Document passage —
-- Start --

Turn-taking and sense making: Children and professionals co-producing and revisiting multimodal books during transition from day-care to school

This study contributes to current research on technological tools in early childhood education. The activities studied were part of a larger, socioculturally informed and design-based study conducted by the researcher in collaboration with professionals and children in Denmark. Activities are examined where children and professionals use tablets and interactive whiteboards for co-producing and dialogically revisiting multimodal books during transition from day-care to school. Findings show how children, professionals, hardware, software, and institutional practices co-constitute a turn-taking infrastructure that shapes activities. Children are thus allocated rights and obligations to contribute sequentially with photos, audios, and texts to single pages in the common books. In addition, they are attributed ownership to the multimodal records they produced. Through examination of activities over time, the study traces children's sense making of multimodal records as trajectories across time and contexts. It is shown how the joint activities rely on participants' initiation and maintenance of shared understanding, accomplished partly through turn-taking procedures, partly through utterances of sense making. It is discussed how a dynamic tension, sometimes a contradiction, between sequential structure and multi-voiced sense making unfolds dialectically. This points to insights regarding technological tools mediating young children's communicative agency within early childhood ed...

-- End --

Supplied material —
-- Start --

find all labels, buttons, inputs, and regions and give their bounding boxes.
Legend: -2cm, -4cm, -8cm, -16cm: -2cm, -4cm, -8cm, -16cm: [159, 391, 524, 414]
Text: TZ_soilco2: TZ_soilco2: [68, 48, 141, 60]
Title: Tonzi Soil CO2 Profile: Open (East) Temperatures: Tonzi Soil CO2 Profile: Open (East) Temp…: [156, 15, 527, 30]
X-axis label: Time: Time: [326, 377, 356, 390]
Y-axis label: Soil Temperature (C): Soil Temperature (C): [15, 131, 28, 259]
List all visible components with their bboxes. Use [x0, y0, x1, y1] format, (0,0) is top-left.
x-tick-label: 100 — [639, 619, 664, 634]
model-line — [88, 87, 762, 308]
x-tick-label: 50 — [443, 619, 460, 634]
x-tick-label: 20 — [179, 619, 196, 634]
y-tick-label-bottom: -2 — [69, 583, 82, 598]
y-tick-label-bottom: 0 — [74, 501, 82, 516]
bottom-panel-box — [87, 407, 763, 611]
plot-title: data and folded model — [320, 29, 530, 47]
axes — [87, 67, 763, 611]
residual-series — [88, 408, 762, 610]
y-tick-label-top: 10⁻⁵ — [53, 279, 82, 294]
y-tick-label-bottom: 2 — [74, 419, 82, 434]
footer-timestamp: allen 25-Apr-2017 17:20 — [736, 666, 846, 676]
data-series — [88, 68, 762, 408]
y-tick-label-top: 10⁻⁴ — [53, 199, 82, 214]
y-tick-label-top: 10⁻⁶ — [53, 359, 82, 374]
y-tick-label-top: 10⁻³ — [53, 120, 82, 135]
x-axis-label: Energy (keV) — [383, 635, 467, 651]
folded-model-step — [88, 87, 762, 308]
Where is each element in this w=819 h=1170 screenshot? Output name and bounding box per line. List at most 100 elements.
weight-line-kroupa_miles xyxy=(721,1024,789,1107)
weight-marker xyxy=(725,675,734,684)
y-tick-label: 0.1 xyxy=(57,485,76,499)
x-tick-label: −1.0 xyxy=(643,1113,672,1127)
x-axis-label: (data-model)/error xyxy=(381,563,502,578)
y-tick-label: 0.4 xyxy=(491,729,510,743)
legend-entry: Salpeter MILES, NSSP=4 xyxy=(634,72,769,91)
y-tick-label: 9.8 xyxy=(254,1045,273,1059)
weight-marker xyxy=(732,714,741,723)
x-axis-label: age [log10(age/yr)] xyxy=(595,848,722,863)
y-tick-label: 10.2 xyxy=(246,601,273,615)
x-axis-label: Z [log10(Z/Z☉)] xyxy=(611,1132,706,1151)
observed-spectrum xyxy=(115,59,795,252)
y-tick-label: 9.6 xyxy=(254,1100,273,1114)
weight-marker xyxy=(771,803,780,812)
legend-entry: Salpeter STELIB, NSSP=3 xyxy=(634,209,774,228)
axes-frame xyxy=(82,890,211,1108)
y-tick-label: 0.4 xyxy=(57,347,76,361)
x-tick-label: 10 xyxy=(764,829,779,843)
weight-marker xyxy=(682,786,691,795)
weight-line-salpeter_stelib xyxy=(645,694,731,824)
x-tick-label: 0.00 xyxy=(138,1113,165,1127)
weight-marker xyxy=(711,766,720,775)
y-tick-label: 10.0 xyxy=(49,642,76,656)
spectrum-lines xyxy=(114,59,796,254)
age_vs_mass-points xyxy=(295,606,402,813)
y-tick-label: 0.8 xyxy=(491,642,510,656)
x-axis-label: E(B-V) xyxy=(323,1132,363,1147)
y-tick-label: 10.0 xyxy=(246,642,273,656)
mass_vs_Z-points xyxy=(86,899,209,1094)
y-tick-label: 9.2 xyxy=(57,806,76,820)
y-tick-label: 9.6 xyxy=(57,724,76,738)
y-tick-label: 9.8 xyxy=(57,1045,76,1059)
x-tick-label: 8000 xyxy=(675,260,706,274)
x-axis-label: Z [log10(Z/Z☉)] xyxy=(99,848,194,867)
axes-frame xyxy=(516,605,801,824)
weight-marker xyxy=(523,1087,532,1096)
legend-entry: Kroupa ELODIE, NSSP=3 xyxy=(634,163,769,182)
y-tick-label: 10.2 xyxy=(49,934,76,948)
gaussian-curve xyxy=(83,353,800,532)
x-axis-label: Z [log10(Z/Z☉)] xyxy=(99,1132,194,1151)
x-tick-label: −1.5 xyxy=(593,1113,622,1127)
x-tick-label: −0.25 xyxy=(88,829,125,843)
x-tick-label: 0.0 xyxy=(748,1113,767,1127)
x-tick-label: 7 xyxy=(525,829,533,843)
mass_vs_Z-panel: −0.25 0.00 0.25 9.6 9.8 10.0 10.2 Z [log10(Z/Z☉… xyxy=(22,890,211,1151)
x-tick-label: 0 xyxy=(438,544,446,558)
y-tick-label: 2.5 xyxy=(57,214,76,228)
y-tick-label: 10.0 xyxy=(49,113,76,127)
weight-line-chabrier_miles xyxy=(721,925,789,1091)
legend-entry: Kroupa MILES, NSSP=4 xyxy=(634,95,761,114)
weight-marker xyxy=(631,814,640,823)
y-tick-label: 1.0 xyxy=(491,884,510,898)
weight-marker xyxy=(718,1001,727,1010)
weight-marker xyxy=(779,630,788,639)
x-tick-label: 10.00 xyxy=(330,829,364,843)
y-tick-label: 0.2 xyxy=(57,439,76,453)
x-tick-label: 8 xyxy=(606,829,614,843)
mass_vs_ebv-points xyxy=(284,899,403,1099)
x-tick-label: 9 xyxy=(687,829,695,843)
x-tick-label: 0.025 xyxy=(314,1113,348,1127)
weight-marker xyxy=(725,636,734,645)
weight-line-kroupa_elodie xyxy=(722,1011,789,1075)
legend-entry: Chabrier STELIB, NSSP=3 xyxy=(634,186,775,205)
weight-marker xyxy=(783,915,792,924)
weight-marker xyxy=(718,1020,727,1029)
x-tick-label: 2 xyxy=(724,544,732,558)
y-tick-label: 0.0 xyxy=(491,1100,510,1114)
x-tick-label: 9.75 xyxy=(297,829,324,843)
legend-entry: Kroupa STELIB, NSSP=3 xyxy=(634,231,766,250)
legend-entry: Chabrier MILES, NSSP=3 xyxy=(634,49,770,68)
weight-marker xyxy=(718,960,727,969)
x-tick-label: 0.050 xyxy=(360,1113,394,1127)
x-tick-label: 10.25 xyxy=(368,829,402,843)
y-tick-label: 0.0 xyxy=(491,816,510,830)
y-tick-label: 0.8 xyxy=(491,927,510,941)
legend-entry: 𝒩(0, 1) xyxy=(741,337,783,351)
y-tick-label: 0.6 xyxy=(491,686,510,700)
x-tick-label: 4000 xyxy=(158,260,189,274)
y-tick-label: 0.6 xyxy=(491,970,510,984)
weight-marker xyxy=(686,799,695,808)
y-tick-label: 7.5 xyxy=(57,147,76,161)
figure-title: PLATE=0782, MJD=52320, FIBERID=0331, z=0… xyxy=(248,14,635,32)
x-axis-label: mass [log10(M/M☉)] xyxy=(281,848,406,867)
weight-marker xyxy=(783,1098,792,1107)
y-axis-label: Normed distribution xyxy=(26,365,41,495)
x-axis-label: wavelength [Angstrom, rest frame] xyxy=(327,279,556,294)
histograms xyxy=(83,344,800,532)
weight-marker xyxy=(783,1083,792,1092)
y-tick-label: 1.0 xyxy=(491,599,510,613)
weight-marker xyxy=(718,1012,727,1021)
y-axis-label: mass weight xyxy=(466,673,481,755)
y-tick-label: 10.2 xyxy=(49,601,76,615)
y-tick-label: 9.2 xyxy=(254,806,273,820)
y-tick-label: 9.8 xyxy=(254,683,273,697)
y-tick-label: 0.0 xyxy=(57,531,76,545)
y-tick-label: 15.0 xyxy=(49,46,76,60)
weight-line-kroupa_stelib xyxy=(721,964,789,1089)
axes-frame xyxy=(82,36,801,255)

-- End --

Work required — The abstract above on multimodal books says that several things together co-constitute a turn-taking infrastructure. List every one of them.

Solution to this problem — Children, professionals, hardware, software, and institutional practices.